SHORT TASK »
Locate every line in the records below that contains the word "JSON", and copy each one.

RECORDS »
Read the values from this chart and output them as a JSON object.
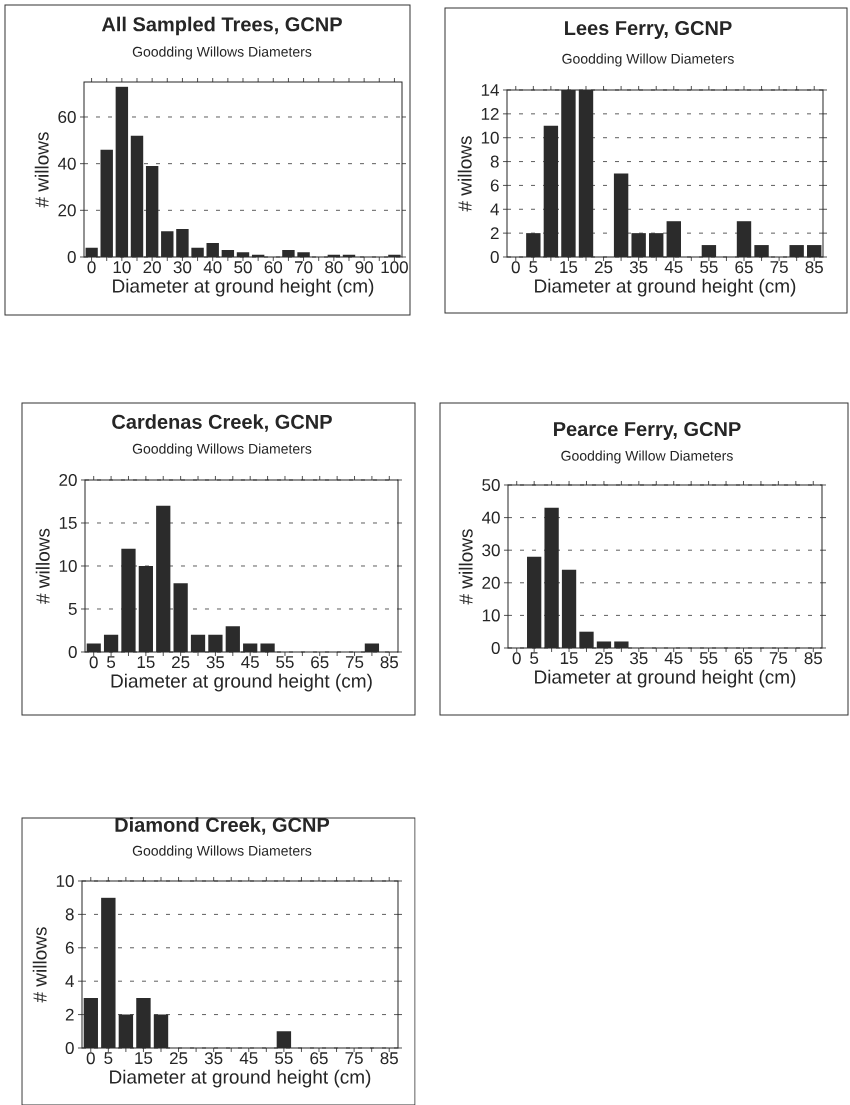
{
  "chart_data": [
    {
      "type": "bar",
      "title": "All Sampled Trees, GCNP",
      "subtitle": "Goodding Willows Diameters",
      "xlabel": "Diameter at ground height (cm)",
      "ylabel": "# willows",
      "categories": [
        "0",
        null,
        "10",
        null,
        "20",
        null,
        "30",
        null,
        "40",
        null,
        "50",
        null,
        "60",
        null,
        "70",
        null,
        "80",
        null,
        "90",
        null,
        "100"
      ],
      "values": [
        4,
        46,
        73,
        52,
        39,
        11,
        12,
        4,
        6,
        3,
        2,
        1,
        0,
        3,
        2,
        0,
        1,
        1,
        0,
        0,
        1
      ],
      "color": "#2b2b2b",
      "ylim": [
        0,
        75
      ],
      "yticks": [
        0,
        20,
        40,
        60
      ],
      "grid": "y"
    },
    {
      "type": "bar",
      "title": "Lees Ferry, GCNP",
      "subtitle": "Goodding Willow Diameters",
      "xlabel": "Diameter at ground height (cm)",
      "ylabel": "# willows",
      "categories": [
        "0",
        "5",
        null,
        "15",
        null,
        "25",
        null,
        "35",
        null,
        "45",
        null,
        "55",
        null,
        "65",
        null,
        "75",
        null,
        "85"
      ],
      "values": [
        0,
        2,
        11,
        14,
        14,
        0,
        7,
        2,
        2,
        3,
        0,
        1,
        0,
        3,
        1,
        0,
        1,
        1
      ],
      "color": "#2b2b2b",
      "ylim": [
        0,
        14
      ],
      "yticks": [
        0,
        2,
        4,
        6,
        8,
        10,
        12,
        14
      ],
      "grid": "y"
    },
    {
      "type": "bar",
      "title": "Cardenas Creek, GCNP",
      "subtitle": "Goodding Willows Diameters",
      "xlabel": "Diameter at ground height (cm)",
      "ylabel": "# willows",
      "categories": [
        "0",
        "5",
        null,
        "15",
        null,
        "25",
        null,
        "35",
        null,
        "45",
        null,
        "55",
        null,
        "65",
        null,
        "75",
        null,
        "85"
      ],
      "values": [
        1,
        2,
        12,
        10,
        17,
        8,
        2,
        2,
        3,
        1,
        1,
        0,
        0,
        0,
        0,
        0,
        1,
        0
      ],
      "color": "#2b2b2b",
      "ylim": [
        0,
        20
      ],
      "yticks": [
        0,
        5,
        10,
        15,
        20
      ],
      "grid": "y"
    },
    {
      "type": "bar",
      "title": "Pearce Ferry, GCNP",
      "subtitle": "Goodding Willow Diameters",
      "xlabel": "Diameter at ground height (cm)",
      "ylabel": "# willows",
      "categories": [
        "0",
        "5",
        null,
        "15",
        null,
        "25",
        null,
        "35",
        null,
        "45",
        null,
        "55",
        null,
        "65",
        null,
        "75",
        null,
        "85"
      ],
      "values": [
        0,
        28,
        43,
        24,
        5,
        2,
        2,
        0,
        0,
        0,
        0,
        0,
        0,
        0,
        0,
        0,
        0,
        0
      ],
      "color": "#2b2b2b",
      "ylim": [
        0,
        50
      ],
      "yticks": [
        0,
        10,
        20,
        30,
        40,
        50
      ],
      "grid": "y"
    },
    {
      "type": "bar",
      "title": "Diamond Creek, GCNP",
      "subtitle": "Goodding Willows Diameters",
      "xlabel": "Diameter at ground height (cm)",
      "ylabel": "# willows",
      "categories": [
        "0",
        "5",
        null,
        "15",
        null,
        "25",
        null,
        "35",
        null,
        "45",
        null,
        "55",
        null,
        "65",
        null,
        "75",
        null,
        "85"
      ],
      "values": [
        3,
        9,
        2,
        3,
        2,
        0,
        0,
        0,
        0,
        0,
        0,
        1,
        0,
        0,
        0,
        0,
        0,
        0
      ],
      "color": "#2b2b2b",
      "ylim": [
        0,
        10
      ],
      "yticks": [
        0,
        2,
        4,
        6,
        8,
        10
      ],
      "grid": "y"
    }
  ]
}
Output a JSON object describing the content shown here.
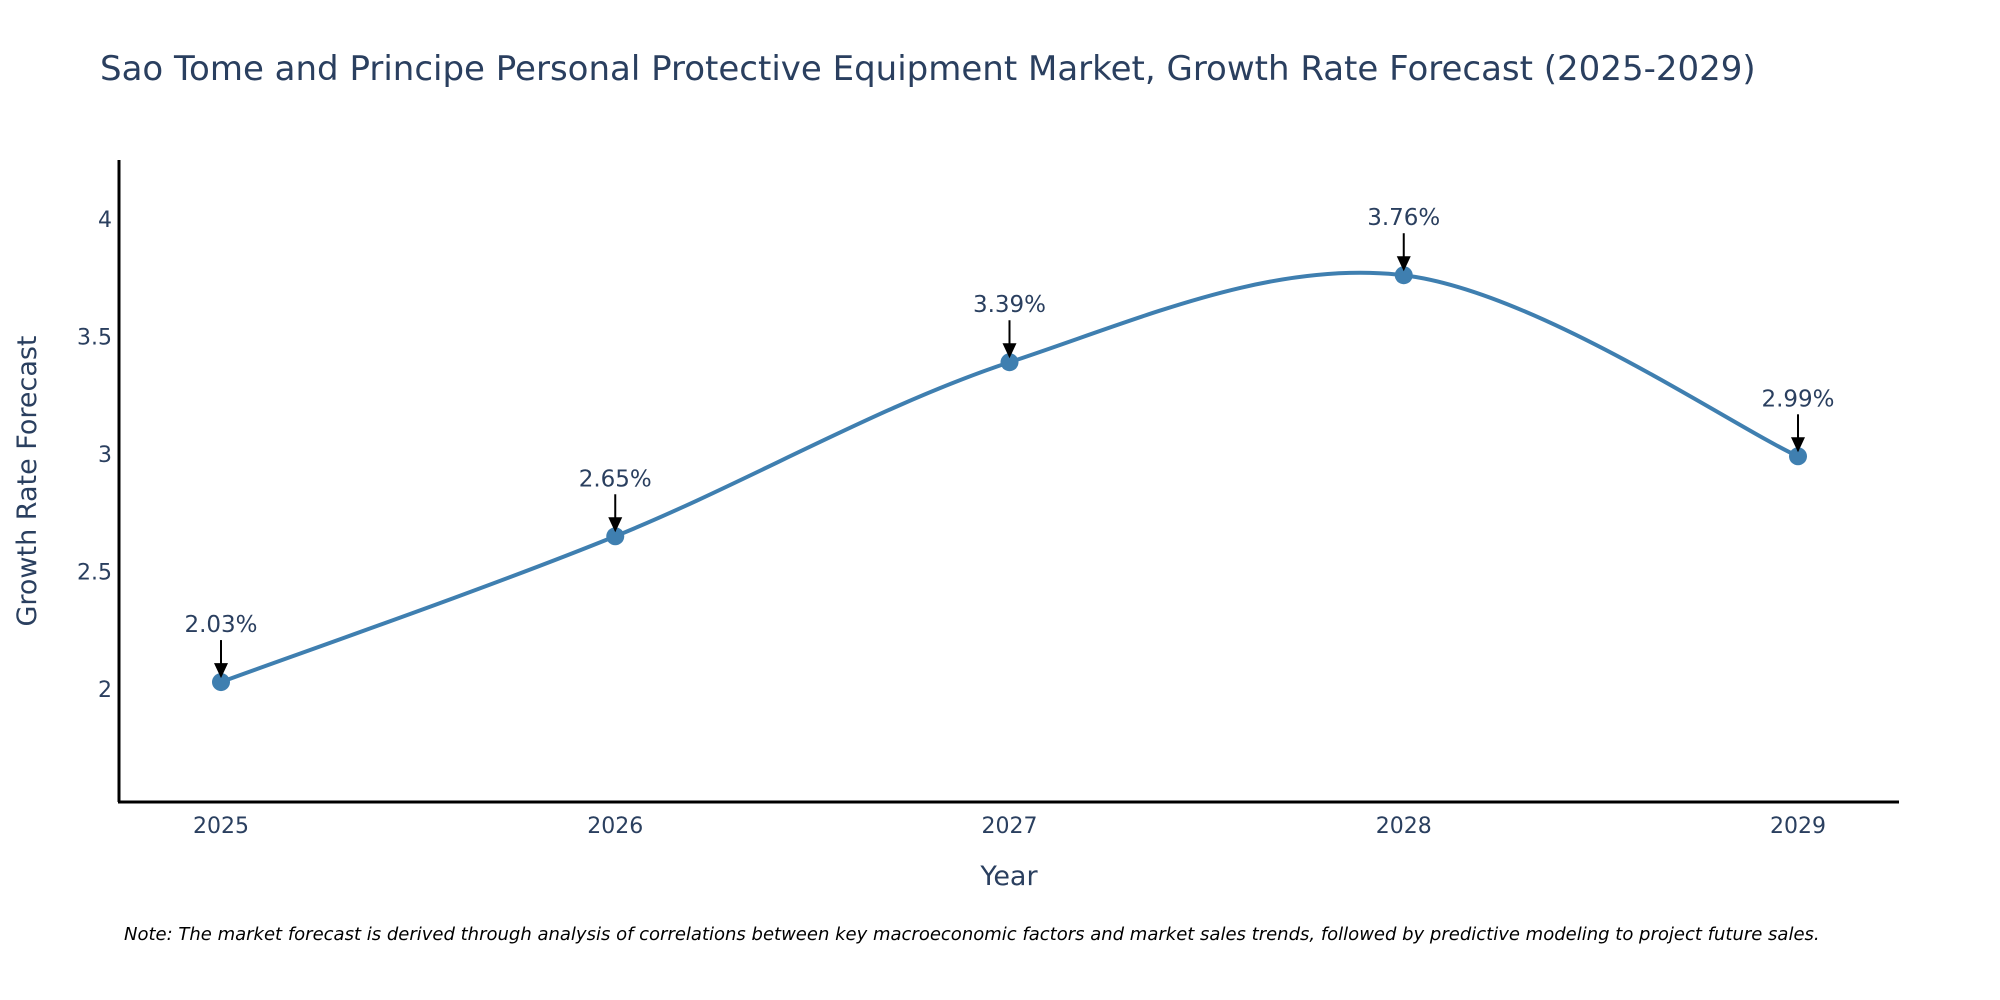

TASK OUTPUT »
Read the values from this chart and output them as a JSON object.
Output a JSON object describing the content shown here.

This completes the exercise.